◆ Problem description:
Pull every line with the word "nombre" out of the entries below.

◆ Data in this exercise:
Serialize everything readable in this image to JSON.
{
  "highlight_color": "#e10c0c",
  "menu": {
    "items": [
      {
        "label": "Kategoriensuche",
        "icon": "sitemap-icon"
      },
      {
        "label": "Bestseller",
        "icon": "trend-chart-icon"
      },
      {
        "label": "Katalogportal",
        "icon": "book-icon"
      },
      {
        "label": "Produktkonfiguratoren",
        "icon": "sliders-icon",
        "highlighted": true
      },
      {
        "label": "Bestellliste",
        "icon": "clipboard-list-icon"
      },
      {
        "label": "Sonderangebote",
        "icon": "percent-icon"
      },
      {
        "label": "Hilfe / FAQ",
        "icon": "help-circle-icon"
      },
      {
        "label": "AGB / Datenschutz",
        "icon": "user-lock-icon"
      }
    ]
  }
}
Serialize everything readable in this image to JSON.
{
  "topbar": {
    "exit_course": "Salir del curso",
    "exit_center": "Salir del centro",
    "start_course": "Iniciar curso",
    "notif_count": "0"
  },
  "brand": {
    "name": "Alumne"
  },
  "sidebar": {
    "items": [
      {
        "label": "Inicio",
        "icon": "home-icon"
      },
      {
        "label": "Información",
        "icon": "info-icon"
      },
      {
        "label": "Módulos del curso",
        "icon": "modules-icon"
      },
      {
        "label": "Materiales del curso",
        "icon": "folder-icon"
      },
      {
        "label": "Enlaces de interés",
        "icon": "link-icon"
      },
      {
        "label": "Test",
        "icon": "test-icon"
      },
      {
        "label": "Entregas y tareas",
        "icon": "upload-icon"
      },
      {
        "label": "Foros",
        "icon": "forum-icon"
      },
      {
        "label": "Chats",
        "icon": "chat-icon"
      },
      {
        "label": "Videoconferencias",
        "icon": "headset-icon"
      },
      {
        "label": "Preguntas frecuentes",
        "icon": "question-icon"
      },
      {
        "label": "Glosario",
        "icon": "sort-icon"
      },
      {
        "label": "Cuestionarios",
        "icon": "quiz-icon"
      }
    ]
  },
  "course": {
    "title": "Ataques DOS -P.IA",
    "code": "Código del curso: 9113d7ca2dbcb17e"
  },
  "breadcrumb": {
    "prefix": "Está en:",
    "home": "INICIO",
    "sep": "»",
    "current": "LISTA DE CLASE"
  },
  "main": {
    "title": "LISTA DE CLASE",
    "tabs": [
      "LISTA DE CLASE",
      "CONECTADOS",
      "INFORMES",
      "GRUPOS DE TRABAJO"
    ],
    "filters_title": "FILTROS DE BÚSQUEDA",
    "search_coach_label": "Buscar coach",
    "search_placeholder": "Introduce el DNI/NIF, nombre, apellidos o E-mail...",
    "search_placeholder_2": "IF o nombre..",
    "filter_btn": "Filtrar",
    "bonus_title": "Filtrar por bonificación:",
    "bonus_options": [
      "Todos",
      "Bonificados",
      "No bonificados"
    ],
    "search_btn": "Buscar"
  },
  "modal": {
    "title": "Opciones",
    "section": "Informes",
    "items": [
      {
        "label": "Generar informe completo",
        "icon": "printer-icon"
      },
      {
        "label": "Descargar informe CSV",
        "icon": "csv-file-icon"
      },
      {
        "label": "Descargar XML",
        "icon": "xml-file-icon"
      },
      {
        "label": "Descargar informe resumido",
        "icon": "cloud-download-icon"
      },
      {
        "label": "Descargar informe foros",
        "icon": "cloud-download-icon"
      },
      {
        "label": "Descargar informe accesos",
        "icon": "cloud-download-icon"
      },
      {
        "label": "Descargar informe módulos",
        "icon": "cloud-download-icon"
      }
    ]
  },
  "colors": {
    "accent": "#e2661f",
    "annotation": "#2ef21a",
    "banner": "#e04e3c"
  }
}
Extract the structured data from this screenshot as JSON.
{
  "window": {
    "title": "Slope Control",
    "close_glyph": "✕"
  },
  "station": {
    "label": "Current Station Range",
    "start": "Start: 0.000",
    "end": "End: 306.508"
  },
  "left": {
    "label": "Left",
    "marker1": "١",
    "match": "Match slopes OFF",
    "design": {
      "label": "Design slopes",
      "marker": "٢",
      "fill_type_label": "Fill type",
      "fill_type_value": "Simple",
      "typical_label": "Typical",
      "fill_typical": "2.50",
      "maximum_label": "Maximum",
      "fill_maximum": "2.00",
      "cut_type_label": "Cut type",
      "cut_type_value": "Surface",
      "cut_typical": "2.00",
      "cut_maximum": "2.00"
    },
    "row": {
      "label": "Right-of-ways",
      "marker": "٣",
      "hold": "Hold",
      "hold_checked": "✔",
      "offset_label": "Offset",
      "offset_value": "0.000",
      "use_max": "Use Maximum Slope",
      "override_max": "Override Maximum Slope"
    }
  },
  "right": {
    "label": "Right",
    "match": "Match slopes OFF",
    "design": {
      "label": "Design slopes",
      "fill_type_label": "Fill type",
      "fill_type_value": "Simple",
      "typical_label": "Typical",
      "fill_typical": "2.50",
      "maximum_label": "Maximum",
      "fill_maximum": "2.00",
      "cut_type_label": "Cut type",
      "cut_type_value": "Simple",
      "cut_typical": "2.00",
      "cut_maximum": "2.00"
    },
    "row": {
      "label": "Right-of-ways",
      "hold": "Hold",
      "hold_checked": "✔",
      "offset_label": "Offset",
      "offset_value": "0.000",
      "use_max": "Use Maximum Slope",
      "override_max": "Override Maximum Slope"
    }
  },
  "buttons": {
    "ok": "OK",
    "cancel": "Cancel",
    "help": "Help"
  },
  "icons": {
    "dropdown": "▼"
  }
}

◆ Problem solution:
    "search_placeholder": "Introduce el DNI/NIF, nombre, apellidos o E-mail...",
    "search_placeholder_2": "IF o nombre..",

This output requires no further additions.